### Short exercise
Transcribe every line of the listing below, from the line containing "home-icon[interactable] bbox=[448, 55, 470, 77]" down to the line containing "option-label: Muy Desafortunadamente", with both included.

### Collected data
################
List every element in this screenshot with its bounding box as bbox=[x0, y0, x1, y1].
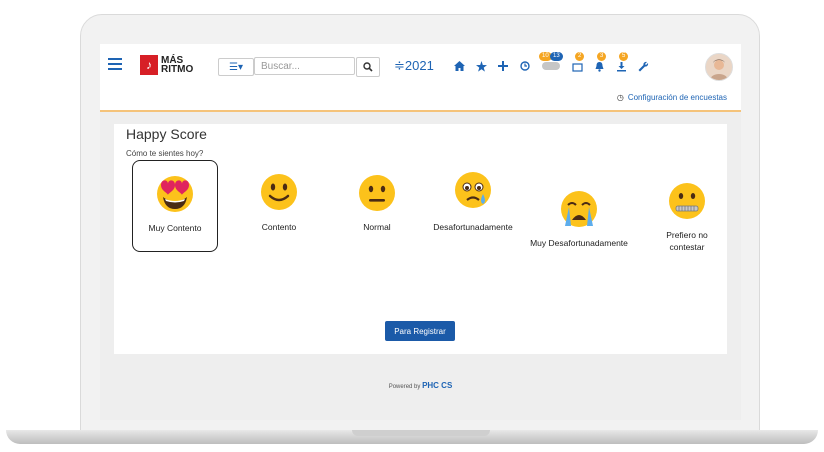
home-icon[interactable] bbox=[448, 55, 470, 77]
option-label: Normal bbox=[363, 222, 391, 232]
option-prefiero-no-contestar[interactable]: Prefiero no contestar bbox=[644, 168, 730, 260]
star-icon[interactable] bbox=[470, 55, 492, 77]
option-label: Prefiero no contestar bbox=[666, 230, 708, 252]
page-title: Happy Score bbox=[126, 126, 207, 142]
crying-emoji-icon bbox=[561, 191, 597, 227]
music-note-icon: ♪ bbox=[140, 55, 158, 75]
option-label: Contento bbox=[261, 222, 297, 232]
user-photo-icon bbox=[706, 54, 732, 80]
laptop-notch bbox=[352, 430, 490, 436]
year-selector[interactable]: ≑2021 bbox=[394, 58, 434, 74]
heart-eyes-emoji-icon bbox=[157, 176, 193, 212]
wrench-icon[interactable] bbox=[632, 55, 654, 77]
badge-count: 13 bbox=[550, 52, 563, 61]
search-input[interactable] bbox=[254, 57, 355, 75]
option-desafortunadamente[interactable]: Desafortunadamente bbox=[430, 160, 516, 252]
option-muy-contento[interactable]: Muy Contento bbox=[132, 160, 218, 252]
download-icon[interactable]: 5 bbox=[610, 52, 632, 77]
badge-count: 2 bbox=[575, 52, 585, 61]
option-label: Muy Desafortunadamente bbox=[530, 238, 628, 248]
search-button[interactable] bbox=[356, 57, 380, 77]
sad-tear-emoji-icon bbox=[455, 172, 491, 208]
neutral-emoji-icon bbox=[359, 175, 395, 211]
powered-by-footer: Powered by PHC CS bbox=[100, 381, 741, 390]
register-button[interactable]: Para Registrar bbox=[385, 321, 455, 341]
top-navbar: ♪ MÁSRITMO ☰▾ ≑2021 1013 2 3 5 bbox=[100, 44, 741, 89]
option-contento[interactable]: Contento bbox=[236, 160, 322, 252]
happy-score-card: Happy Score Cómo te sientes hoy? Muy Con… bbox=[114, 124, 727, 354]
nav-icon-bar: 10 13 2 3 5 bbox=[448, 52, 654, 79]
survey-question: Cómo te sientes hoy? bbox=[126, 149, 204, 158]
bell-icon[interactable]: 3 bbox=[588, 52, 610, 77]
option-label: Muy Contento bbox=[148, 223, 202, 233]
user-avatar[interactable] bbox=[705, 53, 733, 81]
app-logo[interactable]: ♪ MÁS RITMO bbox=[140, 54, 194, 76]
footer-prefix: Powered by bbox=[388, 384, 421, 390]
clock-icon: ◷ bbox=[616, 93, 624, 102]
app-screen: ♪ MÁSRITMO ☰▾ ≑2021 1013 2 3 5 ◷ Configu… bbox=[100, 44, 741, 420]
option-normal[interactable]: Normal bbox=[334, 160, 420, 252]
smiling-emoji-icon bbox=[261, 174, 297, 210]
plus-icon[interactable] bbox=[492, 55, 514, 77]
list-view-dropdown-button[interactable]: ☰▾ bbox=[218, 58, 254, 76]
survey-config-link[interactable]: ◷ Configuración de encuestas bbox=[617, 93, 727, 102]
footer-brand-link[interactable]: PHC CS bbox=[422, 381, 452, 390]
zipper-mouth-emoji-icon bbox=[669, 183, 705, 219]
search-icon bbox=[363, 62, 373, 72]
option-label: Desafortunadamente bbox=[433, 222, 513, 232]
################
### Solved exercise
home-icon[interactable] bbox=[448, 55, 470, 77]
option-label: Normal bbox=[363, 222, 391, 232]
option-prefiero-no-contestar[interactable]: Prefiero no contestar bbox=[644, 168, 730, 260]
star-icon[interactable] bbox=[470, 55, 492, 77]
option-label: Prefiero no contestar bbox=[666, 230, 708, 252]
page-title: Happy Score bbox=[126, 126, 207, 142]
crying-emoji-icon bbox=[561, 191, 597, 227]
music-note-icon: ♪ bbox=[140, 55, 158, 75]
option-label: Contento bbox=[261, 222, 297, 232]
user-photo-icon bbox=[706, 54, 732, 80]
laptop-notch bbox=[352, 430, 490, 436]
year-selector[interactable]: ≑2021 bbox=[394, 58, 434, 74]
heart-eyes-emoji-icon bbox=[157, 176, 193, 212]
wrench-icon[interactable] bbox=[632, 55, 654, 77]
badge-count: 13 bbox=[550, 52, 563, 61]
search-input[interactable] bbox=[254, 57, 355, 75]
option-desafortunadamente[interactable]: Desafortunadamente bbox=[430, 160, 516, 252]
option-muy-contento[interactable]: Muy Contento bbox=[132, 160, 218, 252]
download-icon[interactable]: 5 bbox=[610, 52, 632, 77]
badge-count: 2 bbox=[575, 52, 585, 61]
option-label: Muy Desafortunadamente bbox=[530, 238, 628, 248]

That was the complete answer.